Problem: Quote the full listing word for word.

[Raw records]
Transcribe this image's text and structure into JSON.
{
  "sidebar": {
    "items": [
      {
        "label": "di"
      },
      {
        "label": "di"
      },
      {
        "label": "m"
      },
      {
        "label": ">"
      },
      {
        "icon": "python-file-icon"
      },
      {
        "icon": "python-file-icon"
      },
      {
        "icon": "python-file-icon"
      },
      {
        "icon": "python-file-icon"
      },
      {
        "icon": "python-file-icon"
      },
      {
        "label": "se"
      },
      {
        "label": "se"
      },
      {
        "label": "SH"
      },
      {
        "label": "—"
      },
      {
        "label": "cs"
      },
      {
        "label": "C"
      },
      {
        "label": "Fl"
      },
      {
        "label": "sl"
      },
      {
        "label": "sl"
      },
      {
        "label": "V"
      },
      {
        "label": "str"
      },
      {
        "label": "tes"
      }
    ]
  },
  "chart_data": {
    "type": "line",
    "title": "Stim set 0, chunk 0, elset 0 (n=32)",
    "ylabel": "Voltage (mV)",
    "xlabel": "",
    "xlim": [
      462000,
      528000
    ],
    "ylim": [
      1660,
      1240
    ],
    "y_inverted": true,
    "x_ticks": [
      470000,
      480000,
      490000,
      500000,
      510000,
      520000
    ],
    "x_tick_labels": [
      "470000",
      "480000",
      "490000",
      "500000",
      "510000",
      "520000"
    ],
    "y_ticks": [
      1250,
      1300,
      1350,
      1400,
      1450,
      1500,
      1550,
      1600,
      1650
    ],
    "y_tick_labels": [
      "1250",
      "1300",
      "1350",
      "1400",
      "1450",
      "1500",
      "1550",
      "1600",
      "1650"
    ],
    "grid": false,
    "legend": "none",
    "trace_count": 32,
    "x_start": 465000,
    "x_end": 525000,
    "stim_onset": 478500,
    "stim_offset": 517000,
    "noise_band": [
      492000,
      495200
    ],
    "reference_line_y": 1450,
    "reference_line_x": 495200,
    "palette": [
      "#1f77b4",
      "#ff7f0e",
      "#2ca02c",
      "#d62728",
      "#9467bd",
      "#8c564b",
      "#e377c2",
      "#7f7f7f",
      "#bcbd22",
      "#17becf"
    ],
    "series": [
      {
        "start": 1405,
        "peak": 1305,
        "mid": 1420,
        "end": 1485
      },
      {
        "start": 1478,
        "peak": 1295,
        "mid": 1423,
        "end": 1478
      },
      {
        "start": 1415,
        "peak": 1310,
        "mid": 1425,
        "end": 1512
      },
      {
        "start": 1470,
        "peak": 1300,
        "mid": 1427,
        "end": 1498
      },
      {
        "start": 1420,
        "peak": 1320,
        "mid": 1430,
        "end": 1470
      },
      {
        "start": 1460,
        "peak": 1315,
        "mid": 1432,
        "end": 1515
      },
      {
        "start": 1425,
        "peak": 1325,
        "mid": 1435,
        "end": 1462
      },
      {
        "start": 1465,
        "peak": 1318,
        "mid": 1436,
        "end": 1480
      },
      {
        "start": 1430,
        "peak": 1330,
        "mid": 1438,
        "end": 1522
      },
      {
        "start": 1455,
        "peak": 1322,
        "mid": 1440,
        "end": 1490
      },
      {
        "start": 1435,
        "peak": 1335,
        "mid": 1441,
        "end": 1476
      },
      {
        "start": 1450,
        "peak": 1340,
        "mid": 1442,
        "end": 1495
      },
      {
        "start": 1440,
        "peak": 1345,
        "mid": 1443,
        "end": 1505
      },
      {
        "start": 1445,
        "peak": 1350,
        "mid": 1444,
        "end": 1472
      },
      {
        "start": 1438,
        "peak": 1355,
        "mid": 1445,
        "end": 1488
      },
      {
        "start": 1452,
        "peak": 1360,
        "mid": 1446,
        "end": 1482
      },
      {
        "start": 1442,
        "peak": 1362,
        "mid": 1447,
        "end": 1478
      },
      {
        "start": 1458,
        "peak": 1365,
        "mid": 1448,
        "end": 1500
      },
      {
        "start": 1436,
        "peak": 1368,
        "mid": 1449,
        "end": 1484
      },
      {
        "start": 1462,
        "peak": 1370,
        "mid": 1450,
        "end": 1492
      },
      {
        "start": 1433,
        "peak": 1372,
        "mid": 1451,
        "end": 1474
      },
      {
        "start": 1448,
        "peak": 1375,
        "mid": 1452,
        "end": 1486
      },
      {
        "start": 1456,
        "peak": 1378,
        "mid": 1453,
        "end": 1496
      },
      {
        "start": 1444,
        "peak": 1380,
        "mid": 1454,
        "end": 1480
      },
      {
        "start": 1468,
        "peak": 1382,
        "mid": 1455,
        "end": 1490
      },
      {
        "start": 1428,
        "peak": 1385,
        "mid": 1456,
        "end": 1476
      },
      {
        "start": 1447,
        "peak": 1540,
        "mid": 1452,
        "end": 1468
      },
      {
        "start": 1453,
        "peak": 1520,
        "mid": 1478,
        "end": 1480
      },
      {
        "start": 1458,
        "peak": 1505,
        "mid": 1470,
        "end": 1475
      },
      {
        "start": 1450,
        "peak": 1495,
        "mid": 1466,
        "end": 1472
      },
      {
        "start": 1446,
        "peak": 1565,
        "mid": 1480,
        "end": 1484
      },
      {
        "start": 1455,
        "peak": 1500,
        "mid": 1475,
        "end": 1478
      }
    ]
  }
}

Answer to the task:
Transcribe this image's text and structure into JSON.
{
  "sidebar": {
    "items": [
      {
        "label": "di"
      },
      {
        "label": "di"
      },
      {
        "label": "m"
      },
      {
        "label": ">"
      },
      {
        "icon": "python-file-icon"
      },
      {
        "icon": "python-file-icon"
      },
      {
        "icon": "python-file-icon"
      },
      {
        "icon": "python-file-icon"
      },
      {
        "icon": "python-file-icon"
      },
      {
        "label": "se"
      },
      {
        "label": "se"
      },
      {
        "label": "SH"
      },
      {
        "label": "—"
      },
      {
        "label": "cs"
      },
      {
        "label": "C"
      },
      {
        "label": "Fl"
      },
      {
        "label": "sl"
      },
      {
        "label": "sl"
      },
      {
        "label": "V"
      },
      {
        "label": "str"
      },
      {
        "label": "tes"
      }
    ]
  },
  "chart_data": {
    "type": "line",
    "title": "Stim set 0, chunk 0, elset 0 (n=32)",
    "ylabel": "Voltage (mV)",
    "xlabel": "",
    "xlim": [
      462000,
      528000
    ],
    "ylim": [
      1660,
      1240
    ],
    "y_inverted": true,
    "x_ticks": [
      470000,
      480000,
      490000,
      500000,
      510000,
      520000
    ],
    "x_tick_labels": [
      "470000",
      "480000",
      "490000",
      "500000",
      "510000",
      "520000"
    ],
    "y_ticks": [
      1250,
      1300,
      1350,
      1400,
      1450,
      1500,
      1550,
      1600,
      1650
    ],
    "y_tick_labels": [
      "1250",
      "1300",
      "1350",
      "1400",
      "1450",
      "1500",
      "1550",
      "1600",
      "1650"
    ],
    "grid": false,
    "legend": "none",
    "trace_count": 32,
    "x_start": 465000,
    "x_end": 525000,
    "stim_onset": 478500,
    "stim_offset": 517000,
    "noise_band": [
      492000,
      495200
    ],
    "reference_line_y": 1450,
    "reference_line_x": 495200,
    "palette": [
      "#1f77b4",
      "#ff7f0e",
      "#2ca02c",
      "#d62728",
      "#9467bd",
      "#8c564b",
      "#e377c2",
      "#7f7f7f",
      "#bcbd22",
      "#17becf"
    ],
    "series": [
      {
        "start": 1405,
        "peak": 1305,
        "mid": 1420,
        "end": 1485
      },
      {
        "start": 1478,
        "peak": 1295,
        "mid": 1423,
        "end": 1478
      },
      {
        "start": 1415,
        "peak": 1310,
        "mid": 1425,
        "end": 1512
      },
      {
        "start": 1470,
        "peak": 1300,
        "mid": 1427,
        "end": 1498
      },
      {
        "start": 1420,
        "peak": 1320,
        "mid": 1430,
        "end": 1470
      },
      {
        "start": 1460,
        "peak": 1315,
        "mid": 1432,
        "end": 1515
      },
      {
        "start": 1425,
        "peak": 1325,
        "mid": 1435,
        "end": 1462
      },
      {
        "start": 1465,
        "peak": 1318,
        "mid": 1436,
        "end": 1480
      },
      {
        "start": 1430,
        "peak": 1330,
        "mid": 1438,
        "end": 1522
      },
      {
        "start": 1455,
        "peak": 1322,
        "mid": 1440,
        "end": 1490
      },
      {
        "start": 1435,
        "peak": 1335,
        "mid": 1441,
        "end": 1476
      },
      {
        "start": 1450,
        "peak": 1340,
        "mid": 1442,
        "end": 1495
      },
      {
        "start": 1440,
        "peak": 1345,
        "mid": 1443,
        "end": 1505
      },
      {
        "start": 1445,
        "peak": 1350,
        "mid": 1444,
        "end": 1472
      },
      {
        "start": 1438,
        "peak": 1355,
        "mid": 1445,
        "end": 1488
      },
      {
        "start": 1452,
        "peak": 1360,
        "mid": 1446,
        "end": 1482
      },
      {
        "start": 1442,
        "peak": 1362,
        "mid": 1447,
        "end": 1478
      },
      {
        "start": 1458,
        "peak": 1365,
        "mid": 1448,
        "end": 1500
      },
      {
        "start": 1436,
        "peak": 1368,
        "mid": 1449,
        "end": 1484
      },
      {
        "start": 1462,
        "peak": 1370,
        "mid": 1450,
        "end": 1492
      },
      {
        "start": 1433,
        "peak": 1372,
        "mid": 1451,
        "end": 1474
      },
      {
        "start": 1448,
        "peak": 1375,
        "mid": 1452,
        "end": 1486
      },
      {
        "start": 1456,
        "peak": 1378,
        "mid": 1453,
        "end": 1496
      },
      {
        "start": 1444,
        "peak": 1380,
        "mid": 1454,
        "end": 1480
      },
      {
        "start": 1468,
        "peak": 1382,
        "mid": 1455,
        "end": 1490
      },
      {
        "start": 1428,
        "peak": 1385,
        "mid": 1456,
        "end": 1476
      },
      {
        "start": 1447,
        "peak": 1540,
        "mid": 1452,
        "end": 1468
      },
      {
        "start": 1453,
        "peak": 1520,
        "mid": 1478,
        "end": 1480
      },
      {
        "start": 1458,
        "peak": 1505,
        "mid": 1470,
        "end": 1475
      },
      {
        "start": 1450,
        "peak": 1495,
        "mid": 1466,
        "end": 1472
      },
      {
        "start": 1446,
        "peak": 1565,
        "mid": 1480,
        "end": 1484
      },
      {
        "start": 1455,
        "peak": 1500,
        "mid": 1475,
        "end": 1478
      }
    ]
  }
}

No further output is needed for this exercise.